◆ Data:
# # # #

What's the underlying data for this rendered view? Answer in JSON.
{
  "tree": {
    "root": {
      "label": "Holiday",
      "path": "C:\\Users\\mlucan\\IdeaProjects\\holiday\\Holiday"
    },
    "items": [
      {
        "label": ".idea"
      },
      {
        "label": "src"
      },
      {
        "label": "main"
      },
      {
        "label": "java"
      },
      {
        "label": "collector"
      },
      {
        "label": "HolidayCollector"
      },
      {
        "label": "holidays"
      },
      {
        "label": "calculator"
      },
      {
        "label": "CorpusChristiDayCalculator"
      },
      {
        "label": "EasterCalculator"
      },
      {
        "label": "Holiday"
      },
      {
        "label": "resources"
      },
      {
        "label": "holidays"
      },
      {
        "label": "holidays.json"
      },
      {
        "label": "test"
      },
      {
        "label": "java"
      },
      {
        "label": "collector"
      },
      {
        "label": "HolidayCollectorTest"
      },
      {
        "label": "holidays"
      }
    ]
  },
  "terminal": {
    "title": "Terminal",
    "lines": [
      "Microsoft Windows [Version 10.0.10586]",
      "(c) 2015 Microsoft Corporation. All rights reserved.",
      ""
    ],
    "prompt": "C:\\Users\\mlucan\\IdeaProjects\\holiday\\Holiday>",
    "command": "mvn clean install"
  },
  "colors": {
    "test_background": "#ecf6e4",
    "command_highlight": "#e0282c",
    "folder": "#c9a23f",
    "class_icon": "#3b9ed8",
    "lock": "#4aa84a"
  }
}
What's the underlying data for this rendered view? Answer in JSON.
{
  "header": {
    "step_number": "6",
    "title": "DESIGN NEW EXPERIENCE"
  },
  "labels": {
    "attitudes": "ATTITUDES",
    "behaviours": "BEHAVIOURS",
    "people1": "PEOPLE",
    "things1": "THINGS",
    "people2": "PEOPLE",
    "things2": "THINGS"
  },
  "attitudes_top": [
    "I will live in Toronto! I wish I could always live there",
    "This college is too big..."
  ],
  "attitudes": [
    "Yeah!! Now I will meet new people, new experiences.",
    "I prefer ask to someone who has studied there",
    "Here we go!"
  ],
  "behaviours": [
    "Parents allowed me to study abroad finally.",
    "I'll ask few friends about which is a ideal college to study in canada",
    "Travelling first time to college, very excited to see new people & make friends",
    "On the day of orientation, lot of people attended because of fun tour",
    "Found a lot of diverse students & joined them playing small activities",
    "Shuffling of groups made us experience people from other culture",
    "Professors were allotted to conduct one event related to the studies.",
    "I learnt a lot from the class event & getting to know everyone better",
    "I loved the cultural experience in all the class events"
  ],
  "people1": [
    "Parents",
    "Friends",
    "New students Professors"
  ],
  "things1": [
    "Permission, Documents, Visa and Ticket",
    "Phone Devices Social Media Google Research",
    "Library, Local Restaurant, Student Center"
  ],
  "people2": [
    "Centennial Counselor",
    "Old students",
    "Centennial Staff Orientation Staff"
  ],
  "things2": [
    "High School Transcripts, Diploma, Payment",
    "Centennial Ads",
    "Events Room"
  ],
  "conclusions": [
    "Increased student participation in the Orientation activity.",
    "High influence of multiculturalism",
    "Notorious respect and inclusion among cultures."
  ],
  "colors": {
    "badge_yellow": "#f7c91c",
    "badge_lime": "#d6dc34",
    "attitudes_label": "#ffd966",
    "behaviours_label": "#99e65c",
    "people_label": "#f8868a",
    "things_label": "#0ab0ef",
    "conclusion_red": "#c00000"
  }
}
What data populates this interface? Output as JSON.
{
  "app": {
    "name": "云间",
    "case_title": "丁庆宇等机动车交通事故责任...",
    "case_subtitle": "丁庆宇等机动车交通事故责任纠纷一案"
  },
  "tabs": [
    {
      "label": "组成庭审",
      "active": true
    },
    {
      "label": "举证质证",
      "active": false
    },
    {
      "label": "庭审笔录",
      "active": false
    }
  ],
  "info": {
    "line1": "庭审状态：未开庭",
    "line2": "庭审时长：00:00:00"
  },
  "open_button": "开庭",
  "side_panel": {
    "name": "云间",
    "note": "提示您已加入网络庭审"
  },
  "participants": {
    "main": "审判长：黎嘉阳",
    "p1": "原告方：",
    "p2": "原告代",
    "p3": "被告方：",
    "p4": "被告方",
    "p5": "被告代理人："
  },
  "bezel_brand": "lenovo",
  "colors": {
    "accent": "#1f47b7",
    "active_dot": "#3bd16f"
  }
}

# # # #

◆ Aim:
From the entries above, copy each line holding "will".

◆ Task output:
    "I will live in Toronto! I wish I could always live there",
    "Yeah!! Now I will meet new people, new experiences.",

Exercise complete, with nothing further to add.